» TO BE DONE
Copy the data word for word, everything from its first line down to and including the line that contains "point (91, 365, 96, 370)".

-- start MATERIALS PROVIDED --

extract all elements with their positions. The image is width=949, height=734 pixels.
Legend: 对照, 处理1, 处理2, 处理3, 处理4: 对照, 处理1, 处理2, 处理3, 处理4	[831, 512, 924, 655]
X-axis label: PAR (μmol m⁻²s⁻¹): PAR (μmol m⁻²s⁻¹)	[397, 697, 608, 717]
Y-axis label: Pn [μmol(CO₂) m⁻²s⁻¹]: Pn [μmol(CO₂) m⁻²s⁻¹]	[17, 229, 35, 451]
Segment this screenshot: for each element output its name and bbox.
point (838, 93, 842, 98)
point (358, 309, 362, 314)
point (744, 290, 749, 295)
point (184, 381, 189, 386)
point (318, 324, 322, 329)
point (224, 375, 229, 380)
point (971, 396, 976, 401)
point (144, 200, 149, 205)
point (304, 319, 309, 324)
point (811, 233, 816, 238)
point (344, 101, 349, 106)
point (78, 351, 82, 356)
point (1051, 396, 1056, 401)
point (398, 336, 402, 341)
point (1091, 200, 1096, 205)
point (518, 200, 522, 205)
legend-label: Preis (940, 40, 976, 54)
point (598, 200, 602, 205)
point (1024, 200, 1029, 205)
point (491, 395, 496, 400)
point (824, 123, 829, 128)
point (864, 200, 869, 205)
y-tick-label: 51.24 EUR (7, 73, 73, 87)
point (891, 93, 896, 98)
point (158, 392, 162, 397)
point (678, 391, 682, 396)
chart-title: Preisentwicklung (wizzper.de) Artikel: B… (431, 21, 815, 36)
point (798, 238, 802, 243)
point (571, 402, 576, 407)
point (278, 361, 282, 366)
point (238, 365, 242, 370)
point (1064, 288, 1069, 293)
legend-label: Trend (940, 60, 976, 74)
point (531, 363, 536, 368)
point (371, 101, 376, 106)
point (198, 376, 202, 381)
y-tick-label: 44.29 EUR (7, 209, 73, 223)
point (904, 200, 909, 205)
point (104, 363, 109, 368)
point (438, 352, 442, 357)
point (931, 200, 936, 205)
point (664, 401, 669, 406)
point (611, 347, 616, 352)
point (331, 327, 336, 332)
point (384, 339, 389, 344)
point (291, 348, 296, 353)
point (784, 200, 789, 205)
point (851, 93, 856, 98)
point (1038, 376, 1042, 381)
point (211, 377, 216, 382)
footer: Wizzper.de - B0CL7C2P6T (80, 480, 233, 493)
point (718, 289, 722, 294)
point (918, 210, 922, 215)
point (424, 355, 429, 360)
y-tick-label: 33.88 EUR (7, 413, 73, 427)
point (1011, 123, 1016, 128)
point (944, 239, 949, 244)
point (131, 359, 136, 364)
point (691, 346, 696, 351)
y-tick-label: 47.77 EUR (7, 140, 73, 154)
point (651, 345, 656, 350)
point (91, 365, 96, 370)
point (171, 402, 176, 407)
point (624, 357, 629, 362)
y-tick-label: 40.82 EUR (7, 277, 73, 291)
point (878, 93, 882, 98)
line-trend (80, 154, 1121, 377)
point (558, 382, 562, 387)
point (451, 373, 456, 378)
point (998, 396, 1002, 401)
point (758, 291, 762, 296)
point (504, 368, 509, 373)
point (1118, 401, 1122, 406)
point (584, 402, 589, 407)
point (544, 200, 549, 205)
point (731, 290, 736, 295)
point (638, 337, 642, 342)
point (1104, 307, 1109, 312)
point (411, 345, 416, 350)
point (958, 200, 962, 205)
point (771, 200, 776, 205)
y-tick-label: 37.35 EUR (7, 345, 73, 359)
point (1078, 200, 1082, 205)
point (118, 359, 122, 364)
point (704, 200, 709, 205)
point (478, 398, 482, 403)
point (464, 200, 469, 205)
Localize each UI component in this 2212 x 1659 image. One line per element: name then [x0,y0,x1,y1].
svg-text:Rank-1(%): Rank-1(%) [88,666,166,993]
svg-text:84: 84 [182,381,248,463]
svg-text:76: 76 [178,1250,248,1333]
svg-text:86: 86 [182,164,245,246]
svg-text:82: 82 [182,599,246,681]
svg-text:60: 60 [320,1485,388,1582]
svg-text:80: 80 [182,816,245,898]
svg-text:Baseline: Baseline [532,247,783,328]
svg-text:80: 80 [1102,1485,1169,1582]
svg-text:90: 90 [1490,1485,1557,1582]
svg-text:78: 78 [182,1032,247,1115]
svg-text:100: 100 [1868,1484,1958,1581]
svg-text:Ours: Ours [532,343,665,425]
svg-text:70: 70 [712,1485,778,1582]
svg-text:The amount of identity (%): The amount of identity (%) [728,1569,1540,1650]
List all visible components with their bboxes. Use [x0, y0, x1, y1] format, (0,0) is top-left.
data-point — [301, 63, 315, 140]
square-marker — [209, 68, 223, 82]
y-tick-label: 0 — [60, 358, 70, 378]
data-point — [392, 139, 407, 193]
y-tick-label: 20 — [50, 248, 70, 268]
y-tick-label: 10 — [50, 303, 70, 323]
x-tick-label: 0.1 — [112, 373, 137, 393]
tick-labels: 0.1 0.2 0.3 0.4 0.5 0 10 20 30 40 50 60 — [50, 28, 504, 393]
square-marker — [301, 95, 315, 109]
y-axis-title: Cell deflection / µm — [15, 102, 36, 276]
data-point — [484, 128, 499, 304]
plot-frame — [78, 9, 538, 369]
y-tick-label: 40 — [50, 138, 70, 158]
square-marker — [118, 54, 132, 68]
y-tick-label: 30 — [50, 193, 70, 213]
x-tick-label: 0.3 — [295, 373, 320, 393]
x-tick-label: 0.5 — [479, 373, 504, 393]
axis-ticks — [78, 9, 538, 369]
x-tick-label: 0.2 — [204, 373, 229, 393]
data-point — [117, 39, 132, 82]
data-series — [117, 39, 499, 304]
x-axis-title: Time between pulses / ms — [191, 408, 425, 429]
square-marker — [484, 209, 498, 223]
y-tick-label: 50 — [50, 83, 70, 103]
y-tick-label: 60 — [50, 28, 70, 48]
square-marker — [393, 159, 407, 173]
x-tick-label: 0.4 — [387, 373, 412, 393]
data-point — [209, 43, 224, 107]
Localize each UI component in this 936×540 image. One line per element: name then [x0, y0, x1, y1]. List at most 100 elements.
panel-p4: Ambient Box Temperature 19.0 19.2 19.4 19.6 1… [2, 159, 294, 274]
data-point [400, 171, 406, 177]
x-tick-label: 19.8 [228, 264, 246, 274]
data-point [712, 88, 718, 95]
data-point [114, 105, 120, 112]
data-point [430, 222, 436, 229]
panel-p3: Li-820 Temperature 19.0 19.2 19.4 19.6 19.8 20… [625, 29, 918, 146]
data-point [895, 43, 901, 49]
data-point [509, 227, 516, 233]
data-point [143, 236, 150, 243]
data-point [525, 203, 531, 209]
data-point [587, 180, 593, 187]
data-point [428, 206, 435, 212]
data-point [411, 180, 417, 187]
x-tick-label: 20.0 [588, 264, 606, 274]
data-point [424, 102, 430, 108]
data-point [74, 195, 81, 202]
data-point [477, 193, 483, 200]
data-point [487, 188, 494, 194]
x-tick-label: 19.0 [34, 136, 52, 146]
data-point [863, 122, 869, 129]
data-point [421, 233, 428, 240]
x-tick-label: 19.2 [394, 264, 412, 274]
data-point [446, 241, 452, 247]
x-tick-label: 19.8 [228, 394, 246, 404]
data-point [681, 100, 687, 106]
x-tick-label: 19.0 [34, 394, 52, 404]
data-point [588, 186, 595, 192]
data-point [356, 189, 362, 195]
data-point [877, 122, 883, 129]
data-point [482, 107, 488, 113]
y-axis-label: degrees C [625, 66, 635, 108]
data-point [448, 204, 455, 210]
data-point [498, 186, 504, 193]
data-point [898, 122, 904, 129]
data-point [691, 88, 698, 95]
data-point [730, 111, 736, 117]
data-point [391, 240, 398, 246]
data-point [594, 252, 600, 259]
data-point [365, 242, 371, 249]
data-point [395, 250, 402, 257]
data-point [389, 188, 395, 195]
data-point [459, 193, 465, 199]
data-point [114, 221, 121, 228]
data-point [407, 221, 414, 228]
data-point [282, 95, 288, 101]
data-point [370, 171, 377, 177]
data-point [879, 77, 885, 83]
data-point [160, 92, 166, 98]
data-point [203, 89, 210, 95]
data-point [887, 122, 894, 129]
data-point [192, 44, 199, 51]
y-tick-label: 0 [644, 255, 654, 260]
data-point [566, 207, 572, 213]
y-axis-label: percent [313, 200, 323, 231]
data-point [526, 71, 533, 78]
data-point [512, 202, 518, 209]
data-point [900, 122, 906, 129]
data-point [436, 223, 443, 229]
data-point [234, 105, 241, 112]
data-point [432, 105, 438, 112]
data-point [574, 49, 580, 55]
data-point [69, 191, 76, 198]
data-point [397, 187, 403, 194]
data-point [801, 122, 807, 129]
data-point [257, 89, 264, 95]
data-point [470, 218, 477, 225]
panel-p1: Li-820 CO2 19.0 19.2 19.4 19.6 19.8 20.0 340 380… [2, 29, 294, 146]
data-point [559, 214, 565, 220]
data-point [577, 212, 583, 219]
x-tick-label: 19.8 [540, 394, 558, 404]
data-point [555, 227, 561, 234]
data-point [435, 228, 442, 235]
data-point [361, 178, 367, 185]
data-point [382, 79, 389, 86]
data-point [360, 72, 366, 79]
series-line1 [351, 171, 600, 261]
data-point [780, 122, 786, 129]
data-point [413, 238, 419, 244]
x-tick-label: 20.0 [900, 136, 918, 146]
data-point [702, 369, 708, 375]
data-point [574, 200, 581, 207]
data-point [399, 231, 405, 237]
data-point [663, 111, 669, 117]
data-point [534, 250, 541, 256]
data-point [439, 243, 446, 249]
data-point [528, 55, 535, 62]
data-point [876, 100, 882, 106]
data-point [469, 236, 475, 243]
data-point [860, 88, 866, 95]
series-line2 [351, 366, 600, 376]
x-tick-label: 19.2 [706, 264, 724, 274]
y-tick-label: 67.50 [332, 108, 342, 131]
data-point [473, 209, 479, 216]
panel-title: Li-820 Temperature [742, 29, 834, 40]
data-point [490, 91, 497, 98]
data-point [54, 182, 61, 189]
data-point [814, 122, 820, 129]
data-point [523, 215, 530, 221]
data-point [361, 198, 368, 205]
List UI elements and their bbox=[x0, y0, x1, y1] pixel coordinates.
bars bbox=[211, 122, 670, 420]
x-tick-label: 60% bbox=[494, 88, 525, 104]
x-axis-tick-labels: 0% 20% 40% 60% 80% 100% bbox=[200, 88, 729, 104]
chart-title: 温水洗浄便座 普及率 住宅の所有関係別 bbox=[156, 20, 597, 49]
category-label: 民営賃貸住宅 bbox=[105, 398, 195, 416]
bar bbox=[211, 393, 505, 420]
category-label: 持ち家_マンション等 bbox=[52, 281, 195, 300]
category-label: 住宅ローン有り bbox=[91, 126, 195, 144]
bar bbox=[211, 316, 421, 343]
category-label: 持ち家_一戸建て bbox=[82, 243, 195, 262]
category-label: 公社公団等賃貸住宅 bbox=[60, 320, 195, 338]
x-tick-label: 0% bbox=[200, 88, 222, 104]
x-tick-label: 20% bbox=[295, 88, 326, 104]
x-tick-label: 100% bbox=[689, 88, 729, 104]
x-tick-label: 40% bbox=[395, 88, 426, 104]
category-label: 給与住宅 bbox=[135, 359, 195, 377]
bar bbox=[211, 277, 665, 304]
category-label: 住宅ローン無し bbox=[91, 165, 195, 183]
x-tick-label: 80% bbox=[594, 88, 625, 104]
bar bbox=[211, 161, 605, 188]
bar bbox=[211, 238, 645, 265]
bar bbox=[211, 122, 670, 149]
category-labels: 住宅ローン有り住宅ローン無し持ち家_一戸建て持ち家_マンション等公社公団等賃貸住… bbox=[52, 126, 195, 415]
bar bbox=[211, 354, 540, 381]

-- end MATERIALS PROVIDED --

» FULL ANSWER
extract all elements with their positions. The image is width=949, height=734 pixels.
Legend: 对照, 处理1, 处理2, 处理3, 处理4: 对照, 处理1, 处理2, 处理3, 处理4	[831, 512, 924, 655]
X-axis label: PAR (μmol m⁻²s⁻¹): PAR (μmol m⁻²s⁻¹)	[397, 697, 608, 717]
Y-axis label: Pn [μmol(CO₂) m⁻²s⁻¹]: Pn [μmol(CO₂) m⁻²s⁻¹]	[17, 229, 35, 451]
Segment this screenshot: for each element output its name and bbox.
point (838, 93, 842, 98)
point (358, 309, 362, 314)
point (744, 290, 749, 295)
point (184, 381, 189, 386)
point (318, 324, 322, 329)
point (224, 375, 229, 380)
point (971, 396, 976, 401)
point (144, 200, 149, 205)
point (304, 319, 309, 324)
point (811, 233, 816, 238)
point (344, 101, 349, 106)
point (78, 351, 82, 356)
point (1051, 396, 1056, 401)
point (398, 336, 402, 341)
point (1091, 200, 1096, 205)
point (518, 200, 522, 205)
legend-label: Preis (940, 40, 976, 54)
point (598, 200, 602, 205)
point (1024, 200, 1029, 205)
point (491, 395, 496, 400)
point (824, 123, 829, 128)
point (864, 200, 869, 205)
y-tick-label: 51.24 EUR (7, 73, 73, 87)
point (891, 93, 896, 98)
point (158, 392, 162, 397)
point (678, 391, 682, 396)
chart-title: Preisentwicklung (wizzper.de) Artikel: B… (431, 21, 815, 36)
point (798, 238, 802, 243)
point (571, 402, 576, 407)
point (278, 361, 282, 366)
point (238, 365, 242, 370)
point (1064, 288, 1069, 293)
legend-label: Trend (940, 60, 976, 74)
point (531, 363, 536, 368)
point (371, 101, 376, 106)
point (198, 376, 202, 381)
y-tick-label: 44.29 EUR (7, 209, 73, 223)
point (904, 200, 909, 205)
point (104, 363, 109, 368)
point (438, 352, 442, 357)
point (931, 200, 936, 205)
point (664, 401, 669, 406)
point (611, 347, 616, 352)
point (331, 327, 336, 332)
point (384, 339, 389, 344)
point (291, 348, 296, 353)
point (784, 200, 789, 205)
point (851, 93, 856, 98)
point (1038, 376, 1042, 381)
point (211, 377, 216, 382)
footer: Wizzper.de - B0CL7C2P6T (80, 480, 233, 493)
point (718, 289, 722, 294)
point (918, 210, 922, 215)
point (424, 355, 429, 360)
y-tick-label: 33.88 EUR (7, 413, 73, 427)
point (1011, 123, 1016, 128)
point (944, 239, 949, 244)
point (131, 359, 136, 364)
point (691, 346, 696, 351)
y-tick-label: 47.77 EUR (7, 140, 73, 154)
point (651, 345, 656, 350)
point (91, 365, 96, 370)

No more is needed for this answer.